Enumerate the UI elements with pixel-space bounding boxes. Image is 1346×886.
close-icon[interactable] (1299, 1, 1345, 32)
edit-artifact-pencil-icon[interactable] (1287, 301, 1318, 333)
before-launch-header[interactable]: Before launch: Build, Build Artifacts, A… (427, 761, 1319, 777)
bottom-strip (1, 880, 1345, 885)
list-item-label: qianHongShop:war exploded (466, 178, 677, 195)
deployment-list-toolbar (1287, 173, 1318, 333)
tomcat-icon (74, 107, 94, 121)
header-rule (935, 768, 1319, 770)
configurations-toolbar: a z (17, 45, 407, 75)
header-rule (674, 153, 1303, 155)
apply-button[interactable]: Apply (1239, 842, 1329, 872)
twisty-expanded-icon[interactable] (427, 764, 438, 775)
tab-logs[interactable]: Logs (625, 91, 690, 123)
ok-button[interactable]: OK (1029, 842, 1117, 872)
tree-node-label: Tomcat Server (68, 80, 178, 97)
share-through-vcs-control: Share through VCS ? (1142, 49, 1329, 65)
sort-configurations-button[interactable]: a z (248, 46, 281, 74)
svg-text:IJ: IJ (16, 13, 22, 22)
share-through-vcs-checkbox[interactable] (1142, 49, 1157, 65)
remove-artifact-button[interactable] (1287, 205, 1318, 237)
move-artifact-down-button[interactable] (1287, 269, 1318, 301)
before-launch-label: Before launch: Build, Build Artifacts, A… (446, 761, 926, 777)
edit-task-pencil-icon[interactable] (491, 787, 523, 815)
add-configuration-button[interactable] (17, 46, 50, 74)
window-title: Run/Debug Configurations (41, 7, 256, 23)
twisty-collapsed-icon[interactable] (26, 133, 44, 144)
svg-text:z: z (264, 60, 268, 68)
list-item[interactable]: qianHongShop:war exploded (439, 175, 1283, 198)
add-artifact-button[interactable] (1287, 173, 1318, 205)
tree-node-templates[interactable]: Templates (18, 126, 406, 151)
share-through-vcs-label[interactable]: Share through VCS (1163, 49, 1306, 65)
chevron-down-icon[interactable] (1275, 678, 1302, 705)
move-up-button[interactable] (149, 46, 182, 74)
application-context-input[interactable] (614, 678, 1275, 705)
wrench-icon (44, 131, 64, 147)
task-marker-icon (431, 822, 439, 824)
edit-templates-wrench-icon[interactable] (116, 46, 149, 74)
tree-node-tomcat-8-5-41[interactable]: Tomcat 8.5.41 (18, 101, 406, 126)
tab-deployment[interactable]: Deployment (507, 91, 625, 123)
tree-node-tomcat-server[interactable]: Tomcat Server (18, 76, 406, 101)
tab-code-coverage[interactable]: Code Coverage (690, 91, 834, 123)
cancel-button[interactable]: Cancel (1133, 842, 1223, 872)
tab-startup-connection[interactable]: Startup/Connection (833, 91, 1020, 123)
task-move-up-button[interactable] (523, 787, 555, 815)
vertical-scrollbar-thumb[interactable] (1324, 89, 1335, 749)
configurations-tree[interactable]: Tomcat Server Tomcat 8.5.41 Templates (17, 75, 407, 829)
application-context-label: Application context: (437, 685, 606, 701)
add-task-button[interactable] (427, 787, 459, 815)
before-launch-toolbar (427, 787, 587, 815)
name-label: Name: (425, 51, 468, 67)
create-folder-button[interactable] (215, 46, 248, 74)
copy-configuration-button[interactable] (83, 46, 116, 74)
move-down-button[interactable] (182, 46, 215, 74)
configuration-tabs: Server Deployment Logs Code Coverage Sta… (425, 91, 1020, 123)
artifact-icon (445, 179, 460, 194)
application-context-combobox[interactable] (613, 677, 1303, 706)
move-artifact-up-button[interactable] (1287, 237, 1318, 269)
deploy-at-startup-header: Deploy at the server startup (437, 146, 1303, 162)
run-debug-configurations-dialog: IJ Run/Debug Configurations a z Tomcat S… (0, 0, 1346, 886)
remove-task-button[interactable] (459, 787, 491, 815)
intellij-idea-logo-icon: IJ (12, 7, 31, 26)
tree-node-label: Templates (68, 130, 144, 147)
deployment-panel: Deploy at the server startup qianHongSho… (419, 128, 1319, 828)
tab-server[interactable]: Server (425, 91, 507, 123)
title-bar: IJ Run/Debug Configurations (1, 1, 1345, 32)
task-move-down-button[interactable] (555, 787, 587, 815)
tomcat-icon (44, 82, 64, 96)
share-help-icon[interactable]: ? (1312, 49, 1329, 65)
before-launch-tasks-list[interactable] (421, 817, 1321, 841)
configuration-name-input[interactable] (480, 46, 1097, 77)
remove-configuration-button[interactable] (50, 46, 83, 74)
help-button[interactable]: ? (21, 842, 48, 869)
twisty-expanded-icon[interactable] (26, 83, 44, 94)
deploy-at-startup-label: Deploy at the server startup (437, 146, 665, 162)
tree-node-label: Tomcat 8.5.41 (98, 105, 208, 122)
* * *
- **Directions**
Count the lines in the rows above that contain the string "down", with case taken into account, and give only the number.

- **Answer in full**
4